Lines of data
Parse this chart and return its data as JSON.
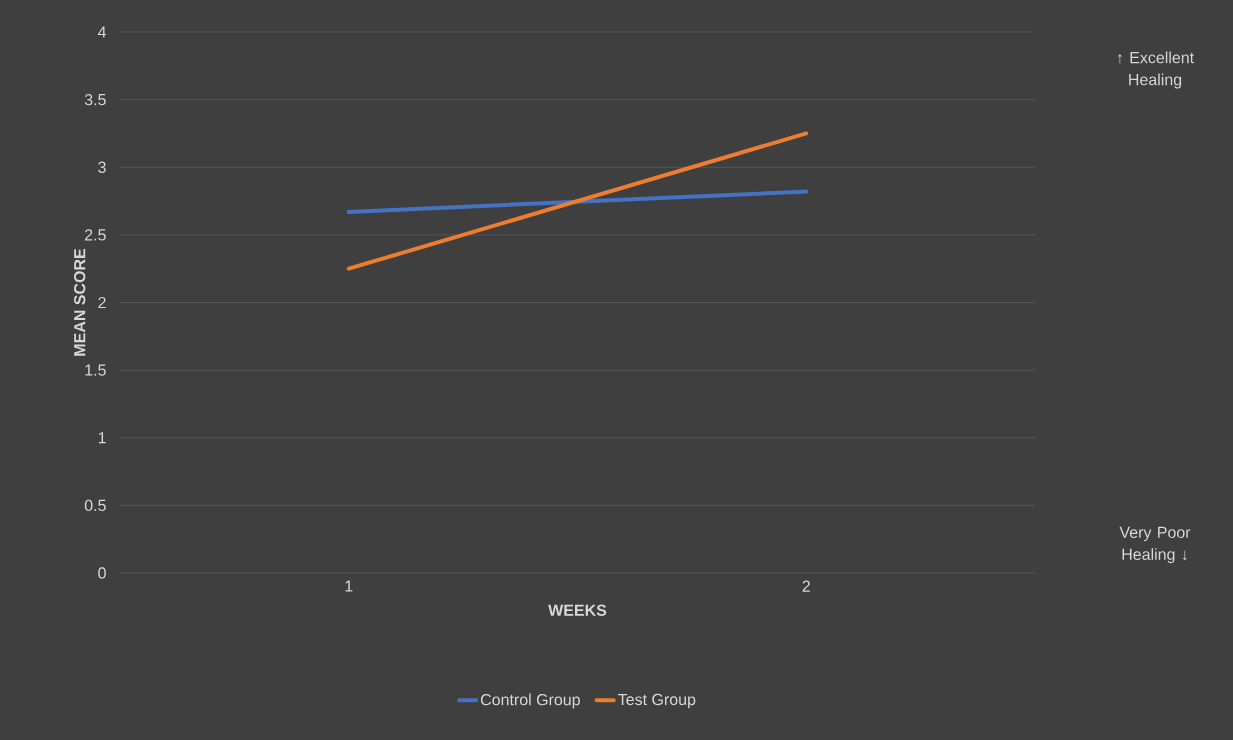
{
  "chart_data": {
    "type": "line",
    "xlabel": "WEEKS",
    "ylabel": "MEAN SCORE",
    "categories": [
      "1",
      "2"
    ],
    "series": [
      {
        "name": "Control Group",
        "color": "#4472c4",
        "values": [
          2.67,
          2.82
        ]
      },
      {
        "name": "Test Group",
        "color": "#ed7d31",
        "values": [
          2.25,
          3.25
        ]
      }
    ],
    "ylim": [
      0,
      4
    ],
    "yticks": [
      0,
      0.5,
      1,
      1.5,
      2,
      2.5,
      3,
      3.5,
      4
    ],
    "grid": "y",
    "legend": "bottom",
    "marker": "none",
    "line_style": "solid",
    "annotations": [
      "↑ Excellent Healing",
      "Very Poor Healing ↓"
    ]
  }
}
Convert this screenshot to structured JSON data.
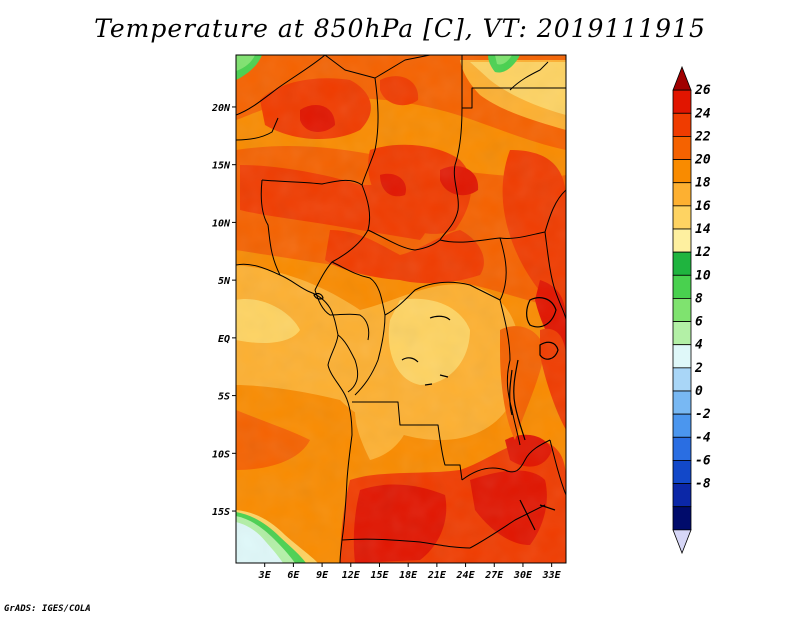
{
  "title": "Temperature at 850hPa [C], VT: 2019111915",
  "footer": "GrADS: IGES/COLA",
  "map": {
    "region": "Central Africa",
    "lat_ticks": [
      "20N",
      "15N",
      "10N",
      "5N",
      "EQ",
      "5S",
      "10S",
      "15S"
    ],
    "lat_values": [
      20,
      15,
      10,
      5,
      0,
      -5,
      -10,
      -15
    ],
    "lon_ticks": [
      "3E",
      "6E",
      "9E",
      "12E",
      "15E",
      "18E",
      "21E",
      "24E",
      "27E",
      "30E",
      "33E"
    ],
    "lon_values": [
      3,
      6,
      9,
      12,
      15,
      18,
      21,
      24,
      27,
      30,
      33
    ],
    "lat_range": [
      -19.5,
      24.5
    ],
    "lon_range": [
      0,
      34.5
    ]
  },
  "colorbar": {
    "labels": [
      "26",
      "24",
      "22",
      "20",
      "18",
      "16",
      "14",
      "12",
      "10",
      "8",
      "6",
      "4",
      "2",
      "0",
      "-2",
      "-4",
      "-6",
      "-8"
    ],
    "colors": [
      "#a00000",
      "#e11500",
      "#f03c00",
      "#f56200",
      "#f98b00",
      "#fdb031",
      "#fed362",
      "#fef0a0",
      "#1fb43f",
      "#49d14f",
      "#7fe36f",
      "#b3f0a6",
      "#dff8f9",
      "#a9d6f7",
      "#78b8f3",
      "#4b96ee",
      "#2a6ee2",
      "#1248c9",
      "#0b27a7",
      "#000b6b",
      "#d6d6f6"
    ]
  }
}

Description of the task - Pick out every line above that contains the word "this" and copy it.

Solution -
Parse this chart and return its data as JSON.
Convert this screenshot to structured JSON data.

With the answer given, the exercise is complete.